▸ Job
Set down the records once more, please, exactly and with the pictures left out.

::::

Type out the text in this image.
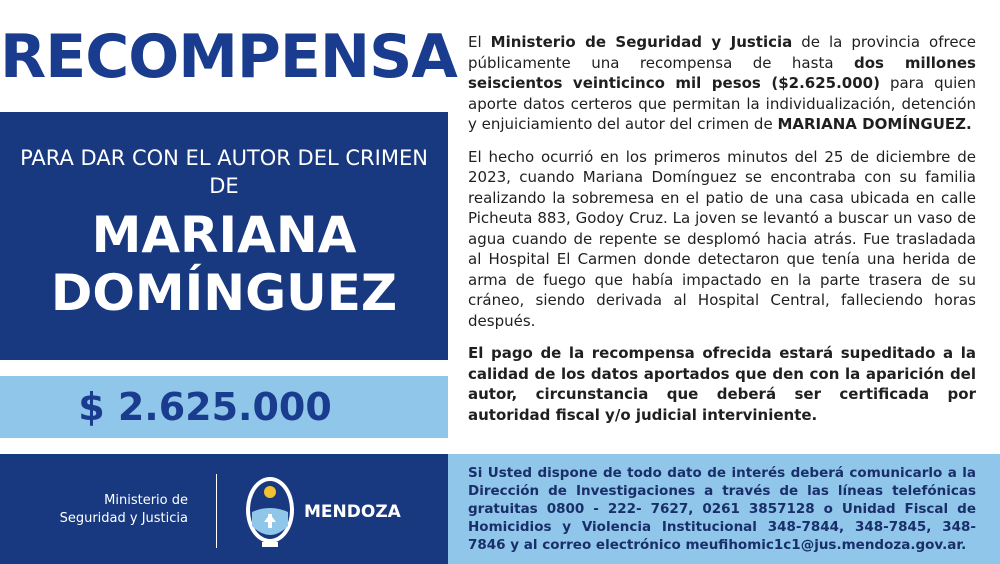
RECOMPENSA
PARA DAR CON EL AUTOR DEL CRIMEN DE
MARIANA
DOMÍNGUEZ
$ 2.625.000

El Ministerio de Seguridad y Justicia de la provincia ofrece públicamente una recompensa de hasta dos millones seiscientos veinticinco mil pesos ($2.625.000) para quien aporte datos certeros que permitan la individualización, detención y enjuiciamiento del autor del crimen de MARIANA DOMÍNGUEZ.

El hecho ocurrió en los primeros minutos del 25 de diciembre de 2023, cuando Mariana Domínguez se encontraba con su familia realizando la sobremesa en el patio de una casa ubicada en calle Picheuta 883, Godoy Cruz. La joven se levantó a buscar un vaso de agua cuando de repente se desplomó hacia atrás. Fue trasladada al Hospital El Carmen donde detectaron que tenía una herida de arma de fuego que había impactado en la parte trasera de su cráneo, siendo derivada al Hospital Central, falleciendo horas después.

El pago de la recompensa ofrecida estará supeditado a la calidad de los datos aportados que den con la aparición del autor, circunstancia que deberá ser certificada por autoridad fiscal y/o judicial interviniente.

Ministerio de
Seguridad y Justicia	MENDOZA
Si Usted dispone de todo dato de interés deberá comunicarlo a la Dirección de Investigaciones a través de las líneas telefónicas gratuitas 0800 - 222- 7627, 0261 3857128 o Unidad Fiscal de Homicidios y Violencia Institucional 348-7844, 348-7845, 348-7846 y al correo electrónico meufihomic1c1@jus.mendoza.gov.ar.
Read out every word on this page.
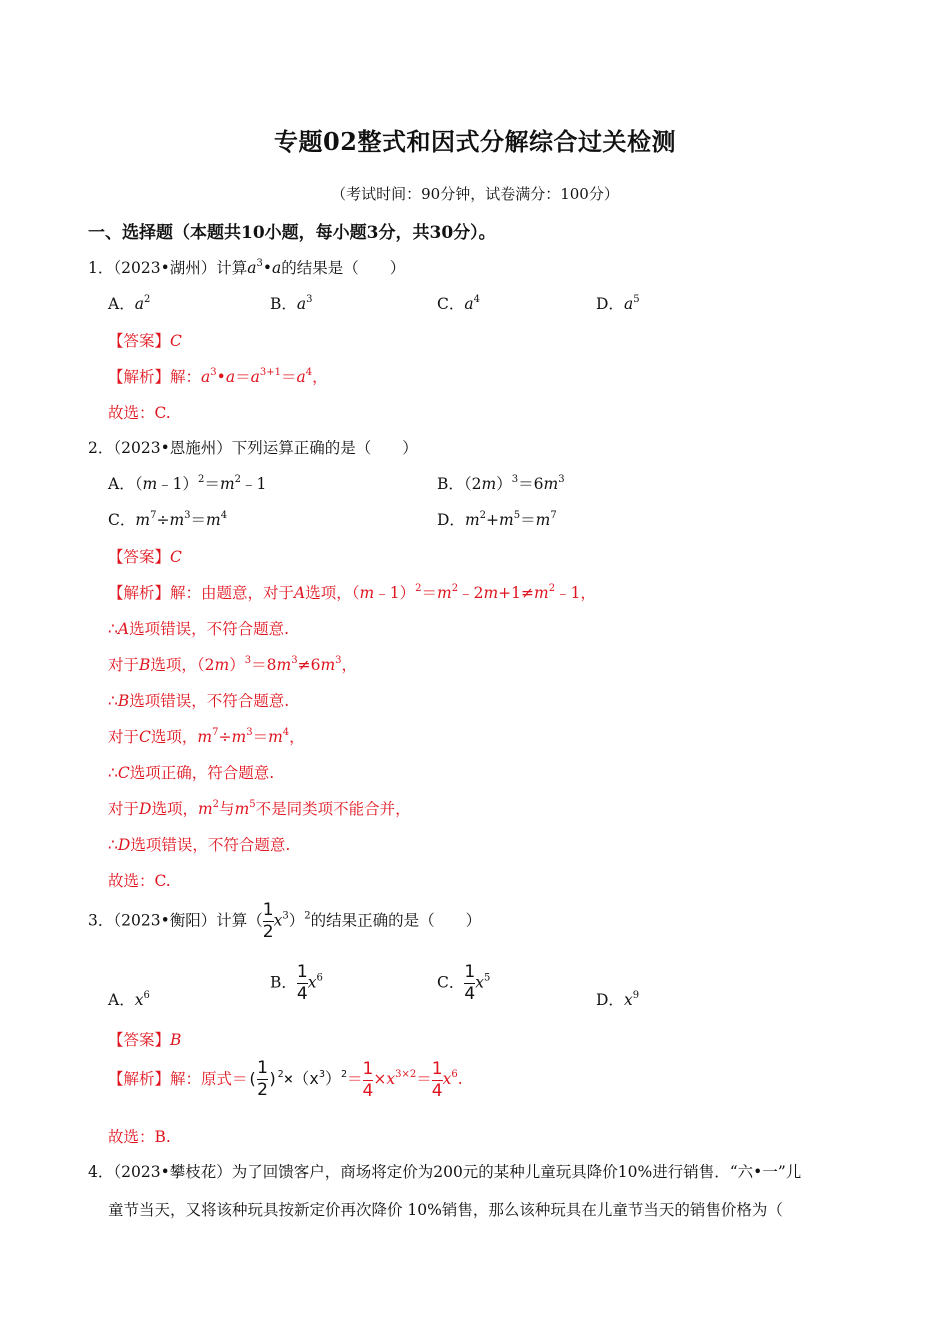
专题02整式和因式分解综合过关检测
（考试时间：90分钟，试卷满分：100分）
一、选择题（本题共10小题，每小题3分，共30分）。
1．（2023•湖州）计算$a^3•a$的结果是（　　）
A．$a^2$	B．$a^3$	C．$a^4$	D．$a^5$
【答案】C
【解析】解：$a^3•a=a^{3+1}=a^4$，
故选：C.
2．（2023•恩施州）下列运算正确的是（　　）
A．$(m﹣1)^2=m^2﹣1$	B．$(2m)^3=6m^3$
C．$m^7\div m^3=m^4$	D．$m^2+m^5=m^7$
【答案】C
【解析】解：由题意，对于A选项，$(m﹣1)^2=m^2﹣2m+1\ne m^2﹣1$，
∴A选项错误，不符合题意.
对于B选项，$(2m)^3=8m^3\ne 6m^3$，
∴B选项错误，不符合题意.
对于C选项，$m^7\div m^3=m^4$，
∴C选项正确，符合题意.
对于D选项，$m^2$与$m^5$不是同类项不能合并，
∴D选项错误，不符合题意.
故选：C.
3．（2023•衡阳）计算（ $\frac{1}{2} x^3)^2$的结果正确的是（　　）
A．$x^6$
B． $\frac{1}{4} x^6$	C． $\frac{1}{4} x^5$
D．$x^9$
【答案】B
【解析】解：原式＝( $\frac{1}{2} )^2\times(x^3)^2= \frac{1}{4} \times x^{3\times 2}= \frac{1}{4} x^6$.
故选：B.
4．（2023•攀枝花）为了回馈客户，商场将定价为200元的某种儿童玩具降价10%进行销售．“六•一”儿
童节当天，又将该种玩具按新定价再次降价 10%销售，那么该种玩具在儿童节当天的销售价格为（
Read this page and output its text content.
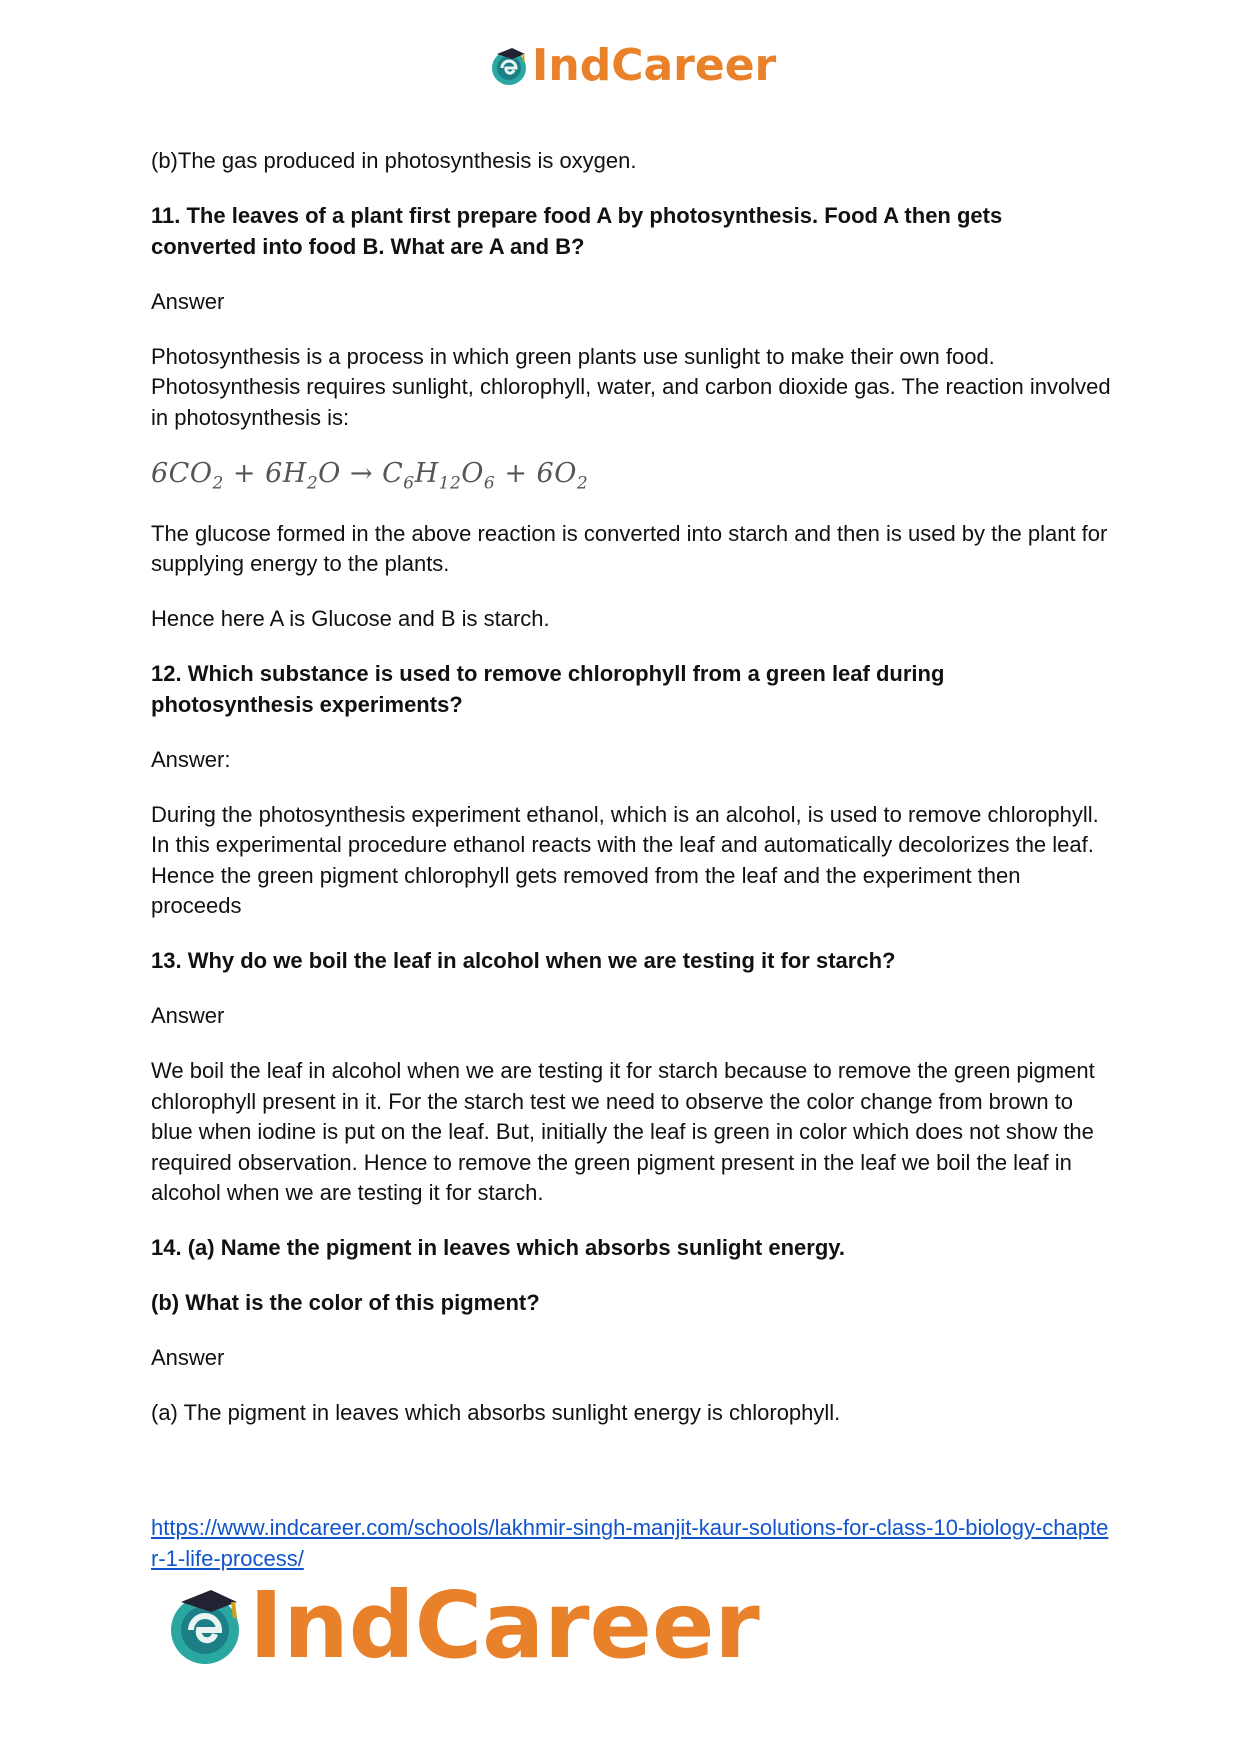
IndCareer

(b)The gas produced in photosynthesis is oxygen.

11. The leaves of a plant first prepare food A by photosynthesis. Food A then gets converted into food B. What are A and B?

Answer

Photosynthesis is a process in which green plants use sunlight to make their own food. Photosynthesis requires sunlight, chlorophyll, water, and carbon dioxide gas. The reaction involved in photosynthesis is:

$6CO_2 + 6H_2O \to C_6H_{12}O_6 + 6O_2$

The glucose formed in the above reaction is converted into starch and then is used by the plant for supplying energy to the plants.

Hence here A is Glucose and B is starch.

12. Which substance is used to remove chlorophyll from a green leaf during photosynthesis experiments?

Answer:

During the photosynthesis experiment ethanol, which is an alcohol, is used to remove chlorophyll. In this experimental procedure ethanol reacts with the leaf and automatically decolorizes the leaf. Hence the green pigment chlorophyll gets removed from the leaf and the experiment then proceeds

13. Why do we boil the leaf in alcohol when we are testing it for starch?

Answer

We boil the leaf in alcohol when we are testing it for starch because to remove the green pigment chlorophyll present in it. For the starch test we need to observe the color change from brown to blue when iodine is put on the leaf. But, initially the leaf is green in color which does not show the required observation. Hence to remove the green pigment present in the leaf we boil the leaf in alcohol when we are testing it for starch.

14. (a) Name the pigment in leaves which absorbs sunlight energy.

(b) What is the color of this pigment?

Answer

(a) The pigment in leaves which absorbs sunlight energy is chlorophyll.

https://www.indcareer.com/schools/lakhmir-singh-manjit-kaur-solutions-for-class-10-biology-chapter-1-life-process/
IndCareer
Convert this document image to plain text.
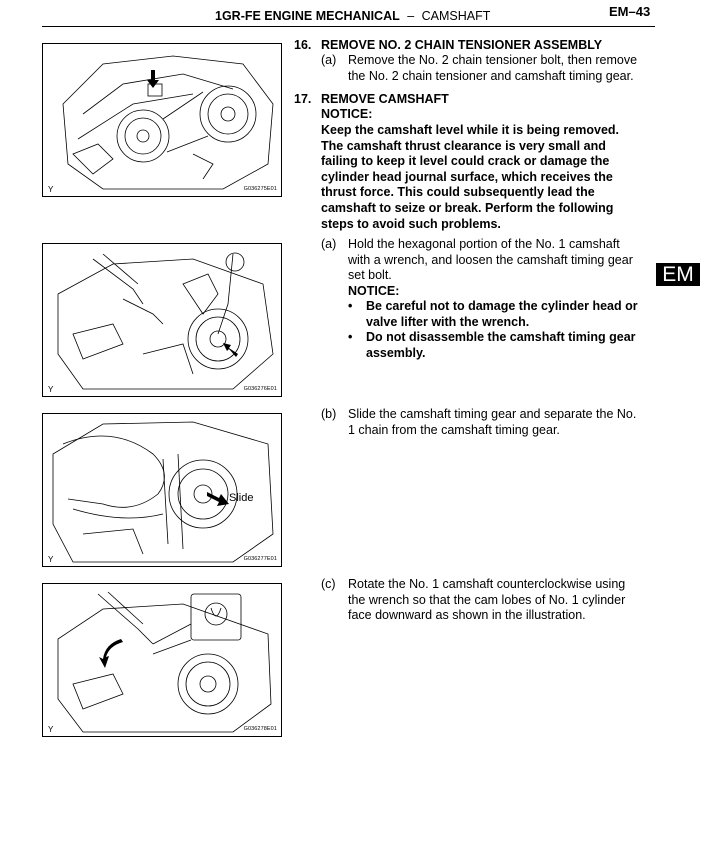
1GR-FE ENGINE MECHANICAL – CAMSHAFT	EM–43
EM
Y	G036275E01
Y	G036276E01
Slide
Y	G036277E01
Y	G036278E01
16. REMOVE NO. 2 CHAIN TENSIONER ASSEMBLY
(a) Remove the No. 2 chain tensioner bolt, then remove
the No. 2 chain tensioner and camshaft timing gear.
17. REMOVE CAMSHAFT
NOTICE:
Keep the camshaft level while it is being removed.
The camshaft thrust clearance is very small and
failing to keep it level could crack or damage the
cylinder head journal surface, which receives the
thrust force. This could subsequently lead the
camshaft to seize or break. Perform the following
steps to avoid such problems.
(a) Hold the hexagonal portion of the No. 1 camshaft
with a wrench, and loosen the camshaft timing gear
set bolt.
NOTICE:
• Be careful not to damage the cylinder head or
valve lifter with the wrench.
• Do not disassemble the camshaft timing gear
assembly.
(b) Slide the camshaft timing gear and separate the No.
1 chain from the camshaft timing gear.
(c) Rotate the No. 1 camshaft counterclockwise using
the wrench so that the cam lobes of No. 1 cylinder
face downward as shown in the illustration.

::::

▸ The result
Type out the text in this image.
RECOMPENSA
PARA DAR CON EL AUTOR DEL CRIMEN DE
MARIANA
DOMÍNGUEZ
$ 2.625.000

El Ministerio de Seguridad y Justicia de la provincia ofrece públicamente una recompensa de hasta dos millones seiscientos veinticinco mil pesos ($2.625.000) para quien aporte datos certeros que permitan la individualización, detención y enjuiciamiento del autor del crimen de MARIANA DOMÍNGUEZ.

El hecho ocurrió en los primeros minutos del 25 de diciembre de 2023, cuando Mariana Domínguez se encontraba con su familia realizando la sobremesa en el patio de una casa ubicada en calle Picheuta 883, Godoy Cruz. La joven se levantó a buscar un vaso de agua cuando de repente se desplomó hacia atrás. Fue trasladada al Hospital El Carmen donde detectaron que tenía una herida de arma de fuego que había impactado en la parte trasera de su cráneo, siendo derivada al Hospital Central, falleciendo horas después.

El pago de la recompensa ofrecida estará supeditado a la calidad de los datos aportados que den con la aparición del autor, circunstancia que deberá ser certificada por autoridad fiscal y/o judicial interviniente.

Ministerio de
Seguridad y Justicia	MENDOZA
Si Usted dispone de todo dato de interés deberá comunicarlo a la Dirección de Investigaciones a través de las líneas telefónicas gratuitas 0800 - 222- 7627, 0261 3857128 o Unidad Fiscal de Homicidios y Violencia Institucional 348-7844, 348-7845, 348-7846 y al correo electrónico meufihomic1c1@jus.mendoza.gov.ar.
Read out every word on this page.
专题02整式和因式分解综合过关检测
（考试时间：90分钟，试卷满分：100分）
一、选择题（本题共10小题，每小题3分，共30分）。
1．（2023•湖州）计算$a^3•a$的结果是（　　）
A．$a^2$	B．$a^3$	C．$a^4$	D．$a^5$
【答案】C
【解析】解：$a^3•a=a^{3+1}=a^4$，
故选：C.
2．（2023•恩施州）下列运算正确的是（　　）
A．$(m﹣1)^2=m^2﹣1$	B．$(2m)^3=6m^3$
C．$m^7\div m^3=m^4$	D．$m^2+m^5=m^7$
【答案】C
【解析】解：由题意，对于A选项，$(m﹣1)^2=m^2﹣2m+1\ne m^2﹣1$，
∴A选项错误，不符合题意.
对于B选项，$(2m)^3=8m^3\ne 6m^3$，
∴B选项错误，不符合题意.
对于C选项，$m^7\div m^3=m^4$，
∴C选项正确，符合题意.
对于D选项，$m^2$与$m^5$不是同类项不能合并，
∴D选项错误，不符合题意.
故选：C.
3．（2023•衡阳）计算（ $\frac{1}{2} x^3)^2$的结果正确的是（　　）
A．$x^6$
B． $\frac{1}{4} x^6$	C． $\frac{1}{4} x^5$
D．$x^9$
【答案】B
【解析】解：原式＝( $\frac{1}{2} )^2\times(x^3)^2= \frac{1}{4} \times x^{3\times 2}= \frac{1}{4} x^6$.
故选：B.
4．（2023•攀枝花）为了回馈客户，商场将定价为200元的某种儿童玩具降价10%进行销售．“六•一”儿
童节当天，又将该种玩具按新定价再次降价 10%销售，那么该种玩具在儿童节当天的销售价格为（
Read this page and output its text content.
IndCareer

(b)The gas produced in photosynthesis is oxygen.

11. The leaves of a plant first prepare food A by photosynthesis. Food A then gets converted into food B. What are A and B?

Answer

Photosynthesis is a process in which green plants use sunlight to make their own food. Photosynthesis requires sunlight, chlorophyll, water, and carbon dioxide gas. The reaction involved in photosynthesis is:

$6CO_2 + 6H_2O \to C_6H_{12}O_6 + 6O_2$

The glucose formed in the above reaction is converted into starch and then is used by the plant for supplying energy to the plants.

Hence here A is Glucose and B is starch.

12. Which substance is used to remove chlorophyll from a green leaf during photosynthesis experiments?

Answer:

During the photosynthesis experiment ethanol, which is an alcohol, is used to remove chlorophyll. In this experimental procedure ethanol reacts with the leaf and automatically decolorizes the leaf. Hence the green pigment chlorophyll gets removed from the leaf and the experiment then proceeds

13. Why do we boil the leaf in alcohol when we are testing it for starch?

Answer

We boil the leaf in alcohol when we are testing it for starch because to remove the green pigment chlorophyll present in it. For the starch test we need to observe the color change from brown to blue when iodine is put on the leaf. But, initially the leaf is green in color which does not show the required observation. Hence to remove the green pigment present in the leaf we boil the leaf in alcohol when we are testing it for starch.

14. (a) Name the pigment in leaves which absorbs sunlight energy.

(b) What is the color of this pigment?

Answer

(a) The pigment in leaves which absorbs sunlight energy is chlorophyll.

https://www.indcareer.com/schools/lakhmir-singh-manjit-kaur-solutions-for-class-10-biology-chapter-1-life-process/
IndCareer
Convert this document image to plain text.
1GR-FE ENGINE MECHANICAL – CAMSHAFT	EM–43
EM
Y	G036275E01
Y	G036276E01
Slide
Y	G036277E01
Y	G036278E01
16. REMOVE NO. 2 CHAIN TENSIONER ASSEMBLY
(a) Remove the No. 2 chain tensioner bolt, then remove
the No. 2 chain tensioner and camshaft timing gear.
17. REMOVE CAMSHAFT
NOTICE:
Keep the camshaft level while it is being removed.
The camshaft thrust clearance is very small and
failing to keep it level could crack or damage the
cylinder head journal surface, which receives the
thrust force. This could subsequently lead the
camshaft to seize or break. Perform the following
steps to avoid such problems.
(a) Hold the hexagonal portion of the No. 1 camshaft
with a wrench, and loosen the camshaft timing gear
set bolt.
NOTICE:
• Be careful not to damage the cylinder head or
valve lifter with the wrench.
• Do not disassemble the camshaft timing gear
assembly.
(b) Slide the camshaft timing gear and separate the No.
1 chain from the camshaft timing gear.
(c) Rotate the No. 1 camshaft counterclockwise using
the wrench so that the cam lobes of No. 1 cylinder
face downward as shown in the illustration.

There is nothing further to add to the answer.